--- start RAW DATA ---

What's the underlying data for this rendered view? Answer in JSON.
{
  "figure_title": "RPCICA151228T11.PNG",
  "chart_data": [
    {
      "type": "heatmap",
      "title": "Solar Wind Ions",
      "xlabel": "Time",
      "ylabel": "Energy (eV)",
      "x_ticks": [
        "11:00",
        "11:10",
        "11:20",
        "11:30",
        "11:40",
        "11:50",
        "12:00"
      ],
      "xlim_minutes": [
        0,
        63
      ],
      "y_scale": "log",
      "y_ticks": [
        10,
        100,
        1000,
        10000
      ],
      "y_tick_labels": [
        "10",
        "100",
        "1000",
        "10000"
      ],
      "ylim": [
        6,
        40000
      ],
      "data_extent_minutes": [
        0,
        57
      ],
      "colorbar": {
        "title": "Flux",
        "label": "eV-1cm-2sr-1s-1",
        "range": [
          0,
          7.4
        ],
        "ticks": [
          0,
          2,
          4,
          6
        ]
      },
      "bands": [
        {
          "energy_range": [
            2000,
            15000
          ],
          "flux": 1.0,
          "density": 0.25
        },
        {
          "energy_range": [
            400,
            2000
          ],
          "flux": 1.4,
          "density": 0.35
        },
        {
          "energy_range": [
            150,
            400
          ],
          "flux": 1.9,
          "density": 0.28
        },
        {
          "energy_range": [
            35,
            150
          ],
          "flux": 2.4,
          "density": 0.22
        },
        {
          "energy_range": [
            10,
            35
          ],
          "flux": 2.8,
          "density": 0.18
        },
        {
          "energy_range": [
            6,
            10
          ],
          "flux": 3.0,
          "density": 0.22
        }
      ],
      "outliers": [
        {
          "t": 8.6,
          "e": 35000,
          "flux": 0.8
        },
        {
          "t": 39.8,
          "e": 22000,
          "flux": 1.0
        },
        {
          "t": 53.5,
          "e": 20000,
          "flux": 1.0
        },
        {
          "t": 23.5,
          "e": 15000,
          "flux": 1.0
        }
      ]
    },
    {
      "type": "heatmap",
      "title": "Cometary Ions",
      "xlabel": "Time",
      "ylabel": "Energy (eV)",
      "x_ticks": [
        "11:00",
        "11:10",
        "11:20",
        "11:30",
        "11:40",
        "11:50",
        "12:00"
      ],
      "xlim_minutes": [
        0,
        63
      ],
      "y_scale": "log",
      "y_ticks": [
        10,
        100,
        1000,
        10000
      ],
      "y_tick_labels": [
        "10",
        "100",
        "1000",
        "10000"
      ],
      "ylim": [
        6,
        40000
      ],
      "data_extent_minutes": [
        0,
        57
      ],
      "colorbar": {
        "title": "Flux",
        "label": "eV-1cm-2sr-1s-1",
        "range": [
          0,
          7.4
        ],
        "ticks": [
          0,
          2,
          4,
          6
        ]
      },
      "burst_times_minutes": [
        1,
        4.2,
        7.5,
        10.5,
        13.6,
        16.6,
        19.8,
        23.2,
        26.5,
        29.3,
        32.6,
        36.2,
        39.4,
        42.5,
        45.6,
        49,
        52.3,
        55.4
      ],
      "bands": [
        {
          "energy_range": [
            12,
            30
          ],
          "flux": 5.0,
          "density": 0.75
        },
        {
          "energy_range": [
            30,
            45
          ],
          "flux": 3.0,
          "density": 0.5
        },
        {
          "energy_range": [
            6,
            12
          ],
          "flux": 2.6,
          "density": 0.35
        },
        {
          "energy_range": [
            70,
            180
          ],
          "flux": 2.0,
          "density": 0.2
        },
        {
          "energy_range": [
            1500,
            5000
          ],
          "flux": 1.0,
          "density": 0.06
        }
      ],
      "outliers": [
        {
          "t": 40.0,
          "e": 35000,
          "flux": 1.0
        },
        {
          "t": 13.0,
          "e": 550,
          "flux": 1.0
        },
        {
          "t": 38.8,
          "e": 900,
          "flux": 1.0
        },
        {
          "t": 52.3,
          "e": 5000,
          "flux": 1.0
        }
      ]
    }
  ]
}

--- end RAW DATA ---

# AIM OF THE TASK
Please restate the records in full, word for word.

# RESPONSE
What's the underlying data for this rendered view? Answer in JSON.
{
  "figure_title": "RPCICA151228T11.PNG",
  "chart_data": [
    {
      "type": "heatmap",
      "title": "Solar Wind Ions",
      "xlabel": "Time",
      "ylabel": "Energy (eV)",
      "x_ticks": [
        "11:00",
        "11:10",
        "11:20",
        "11:30",
        "11:40",
        "11:50",
        "12:00"
      ],
      "xlim_minutes": [
        0,
        63
      ],
      "y_scale": "log",
      "y_ticks": [
        10,
        100,
        1000,
        10000
      ],
      "y_tick_labels": [
        "10",
        "100",
        "1000",
        "10000"
      ],
      "ylim": [
        6,
        40000
      ],
      "data_extent_minutes": [
        0,
        57
      ],
      "colorbar": {
        "title": "Flux",
        "label": "eV-1cm-2sr-1s-1",
        "range": [
          0,
          7.4
        ],
        "ticks": [
          0,
          2,
          4,
          6
        ]
      },
      "bands": [
        {
          "energy_range": [
            2000,
            15000
          ],
          "flux": 1.0,
          "density": 0.25
        },
        {
          "energy_range": [
            400,
            2000
          ],
          "flux": 1.4,
          "density": 0.35
        },
        {
          "energy_range": [
            150,
            400
          ],
          "flux": 1.9,
          "density": 0.28
        },
        {
          "energy_range": [
            35,
            150
          ],
          "flux": 2.4,
          "density": 0.22
        },
        {
          "energy_range": [
            10,
            35
          ],
          "flux": 2.8,
          "density": 0.18
        },
        {
          "energy_range": [
            6,
            10
          ],
          "flux": 3.0,
          "density": 0.22
        }
      ],
      "outliers": [
        {
          "t": 8.6,
          "e": 35000,
          "flux": 0.8
        },
        {
          "t": 39.8,
          "e": 22000,
          "flux": 1.0
        },
        {
          "t": 53.5,
          "e": 20000,
          "flux": 1.0
        },
        {
          "t": 23.5,
          "e": 15000,
          "flux": 1.0
        }
      ]
    },
    {
      "type": "heatmap",
      "title": "Cometary Ions",
      "xlabel": "Time",
      "ylabel": "Energy (eV)",
      "x_ticks": [
        "11:00",
        "11:10",
        "11:20",
        "11:30",
        "11:40",
        "11:50",
        "12:00"
      ],
      "xlim_minutes": [
        0,
        63
      ],
      "y_scale": "log",
      "y_ticks": [
        10,
        100,
        1000,
        10000
      ],
      "y_tick_labels": [
        "10",
        "100",
        "1000",
        "10000"
      ],
      "ylim": [
        6,
        40000
      ],
      "data_extent_minutes": [
        0,
        57
      ],
      "colorbar": {
        "title": "Flux",
        "label": "eV-1cm-2sr-1s-1",
        "range": [
          0,
          7.4
        ],
        "ticks": [
          0,
          2,
          4,
          6
        ]
      },
      "burst_times_minutes": [
        1,
        4.2,
        7.5,
        10.5,
        13.6,
        16.6,
        19.8,
        23.2,
        26.5,
        29.3,
        32.6,
        36.2,
        39.4,
        42.5,
        45.6,
        49,
        52.3,
        55.4
      ],
      "bands": [
        {
          "energy_range": [
            12,
            30
          ],
          "flux": 5.0,
          "density": 0.75
        },
        {
          "energy_range": [
            30,
            45
          ],
          "flux": 3.0,
          "density": 0.5
        },
        {
          "energy_range": [
            6,
            12
          ],
          "flux": 2.6,
          "density": 0.35
        },
        {
          "energy_range": [
            70,
            180
          ],
          "flux": 2.0,
          "density": 0.2
        },
        {
          "energy_range": [
            1500,
            5000
          ],
          "flux": 1.0,
          "density": 0.06
        }
      ],
      "outliers": [
        {
          "t": 40.0,
          "e": 35000,
          "flux": 1.0
        },
        {
          "t": 13.0,
          "e": 550,
          "flux": 1.0
        },
        {
          "t": 38.8,
          "e": 900,
          "flux": 1.0
        },
        {
          "t": 52.3,
          "e": 5000,
          "flux": 1.0
        }
      ]
    }
  ]
}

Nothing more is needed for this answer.